Task prompt >>
Produce a verbatim copy of the entries listed below.

▶

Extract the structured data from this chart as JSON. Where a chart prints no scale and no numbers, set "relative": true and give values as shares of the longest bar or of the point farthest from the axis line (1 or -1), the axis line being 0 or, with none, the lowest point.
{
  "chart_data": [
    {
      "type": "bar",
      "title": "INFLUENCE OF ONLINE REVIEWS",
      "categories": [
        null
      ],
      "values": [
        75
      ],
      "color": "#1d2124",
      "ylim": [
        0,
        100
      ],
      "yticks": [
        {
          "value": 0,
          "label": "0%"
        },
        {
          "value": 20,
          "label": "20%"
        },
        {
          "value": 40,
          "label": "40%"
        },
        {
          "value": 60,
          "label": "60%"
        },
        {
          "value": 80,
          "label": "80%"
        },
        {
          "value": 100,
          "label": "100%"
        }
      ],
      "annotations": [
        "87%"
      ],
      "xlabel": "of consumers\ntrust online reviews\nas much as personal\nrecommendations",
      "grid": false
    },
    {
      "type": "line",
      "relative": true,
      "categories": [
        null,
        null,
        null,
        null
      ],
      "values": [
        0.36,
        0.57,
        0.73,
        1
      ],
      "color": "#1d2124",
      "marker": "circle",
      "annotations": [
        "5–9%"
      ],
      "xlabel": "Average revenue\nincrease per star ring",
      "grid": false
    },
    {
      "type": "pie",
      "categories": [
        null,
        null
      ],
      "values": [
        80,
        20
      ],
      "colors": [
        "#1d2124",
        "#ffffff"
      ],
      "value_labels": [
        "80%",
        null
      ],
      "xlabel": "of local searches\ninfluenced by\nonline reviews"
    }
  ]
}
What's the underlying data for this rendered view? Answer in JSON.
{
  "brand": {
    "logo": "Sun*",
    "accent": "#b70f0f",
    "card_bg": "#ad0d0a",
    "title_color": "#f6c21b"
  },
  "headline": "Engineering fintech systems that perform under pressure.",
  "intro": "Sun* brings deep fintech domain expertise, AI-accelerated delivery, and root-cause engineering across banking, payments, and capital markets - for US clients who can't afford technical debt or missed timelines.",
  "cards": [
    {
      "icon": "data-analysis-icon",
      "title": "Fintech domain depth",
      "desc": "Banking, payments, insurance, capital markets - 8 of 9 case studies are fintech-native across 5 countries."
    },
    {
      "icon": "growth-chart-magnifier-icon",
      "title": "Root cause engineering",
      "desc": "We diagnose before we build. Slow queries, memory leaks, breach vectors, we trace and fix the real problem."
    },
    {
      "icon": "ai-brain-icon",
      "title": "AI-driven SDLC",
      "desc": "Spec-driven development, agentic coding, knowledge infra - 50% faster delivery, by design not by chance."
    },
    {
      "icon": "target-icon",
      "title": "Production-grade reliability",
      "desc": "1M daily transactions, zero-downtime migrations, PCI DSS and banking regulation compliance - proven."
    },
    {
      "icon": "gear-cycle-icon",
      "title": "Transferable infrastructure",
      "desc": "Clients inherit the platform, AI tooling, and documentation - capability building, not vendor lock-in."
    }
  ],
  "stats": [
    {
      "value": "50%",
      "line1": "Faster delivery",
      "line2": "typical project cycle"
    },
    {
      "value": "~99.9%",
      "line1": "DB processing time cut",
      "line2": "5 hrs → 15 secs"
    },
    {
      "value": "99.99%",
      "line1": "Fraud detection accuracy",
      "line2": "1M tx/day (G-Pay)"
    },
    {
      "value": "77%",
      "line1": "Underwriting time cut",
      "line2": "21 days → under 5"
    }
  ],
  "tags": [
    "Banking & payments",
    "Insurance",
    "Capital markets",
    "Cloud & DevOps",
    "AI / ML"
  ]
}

◀

Response >>
Extract the structured data from this chart as JSON. Where a chart prints no scale and no numbers, set "relative": true and give values as shares of the longest bar or of the point farthest from the axis line (1 or -1), the axis line being 0 or, with none, the lowest point.
{
  "chart_data": [
    {
      "type": "bar",
      "title": "INFLUENCE OF ONLINE REVIEWS",
      "categories": [
        null
      ],
      "values": [
        75
      ],
      "color": "#1d2124",
      "ylim": [
        0,
        100
      ],
      "yticks": [
        {
          "value": 0,
          "label": "0%"
        },
        {
          "value": 20,
          "label": "20%"
        },
        {
          "value": 40,
          "label": "40%"
        },
        {
          "value": 60,
          "label": "60%"
        },
        {
          "value": 80,
          "label": "80%"
        },
        {
          "value": 100,
          "label": "100%"
        }
      ],
      "annotations": [
        "87%"
      ],
      "xlabel": "of consumers\ntrust online reviews\nas much as personal\nrecommendations",
      "grid": false
    },
    {
      "type": "line",
      "relative": true,
      "categories": [
        null,
        null,
        null,
        null
      ],
      "values": [
        0.36,
        0.57,
        0.73,
        1
      ],
      "color": "#1d2124",
      "marker": "circle",
      "annotations": [
        "5–9%"
      ],
      "xlabel": "Average revenue\nincrease per star ring",
      "grid": false
    },
    {
      "type": "pie",
      "categories": [
        null,
        null
      ],
      "values": [
        80,
        20
      ],
      "colors": [
        "#1d2124",
        "#ffffff"
      ],
      "value_labels": [
        "80%",
        null
      ],
      "xlabel": "of local searches\ninfluenced by\nonline reviews"
    }
  ]
}
What's the underlying data for this rendered view? Answer in JSON.
{
  "brand": {
    "logo": "Sun*",
    "accent": "#b70f0f",
    "card_bg": "#ad0d0a",
    "title_color": "#f6c21b"
  },
  "headline": "Engineering fintech systems that perform under pressure.",
  "intro": "Sun* brings deep fintech domain expertise, AI-accelerated delivery, and root-cause engineering across banking, payments, and capital markets - for US clients who can't afford technical debt or missed timelines.",
  "cards": [
    {
      "icon": "data-analysis-icon",
      "title": "Fintech domain depth",
      "desc": "Banking, payments, insurance, capital markets - 8 of 9 case studies are fintech-native across 5 countries."
    },
    {
      "icon": "growth-chart-magnifier-icon",
      "title": "Root cause engineering",
      "desc": "We diagnose before we build. Slow queries, memory leaks, breach vectors, we trace and fix the real problem."
    },
    {
      "icon": "ai-brain-icon",
      "title": "AI-driven SDLC",
      "desc": "Spec-driven development, agentic coding, knowledge infra - 50% faster delivery, by design not by chance."
    },
    {
      "icon": "target-icon",
      "title": "Production-grade reliability",
      "desc": "1M daily transactions, zero-downtime migrations, PCI DSS and banking regulation compliance - proven."
    },
    {
      "icon": "gear-cycle-icon",
      "title": "Transferable infrastructure",
      "desc": "Clients inherit the platform, AI tooling, and documentation - capability building, not vendor lock-in."
    }
  ],
  "stats": [
    {
      "value": "50%",
      "line1": "Faster delivery",
      "line2": "typical project cycle"
    },
    {
      "value": "~99.9%",
      "line1": "DB processing time cut",
      "line2": "5 hrs → 15 secs"
    },
    {
      "value": "99.99%",
      "line1": "Fraud detection accuracy",
      "line2": "1M tx/day (G-Pay)"
    },
    {
      "value": "77%",
      "line1": "Underwriting time cut",
      "line2": "21 days → under 5"
    }
  ],
  "tags": [
    "Banking & payments",
    "Insurance",
    "Capital markets",
    "Cloud & DevOps",
    "AI / ML"
  ]
}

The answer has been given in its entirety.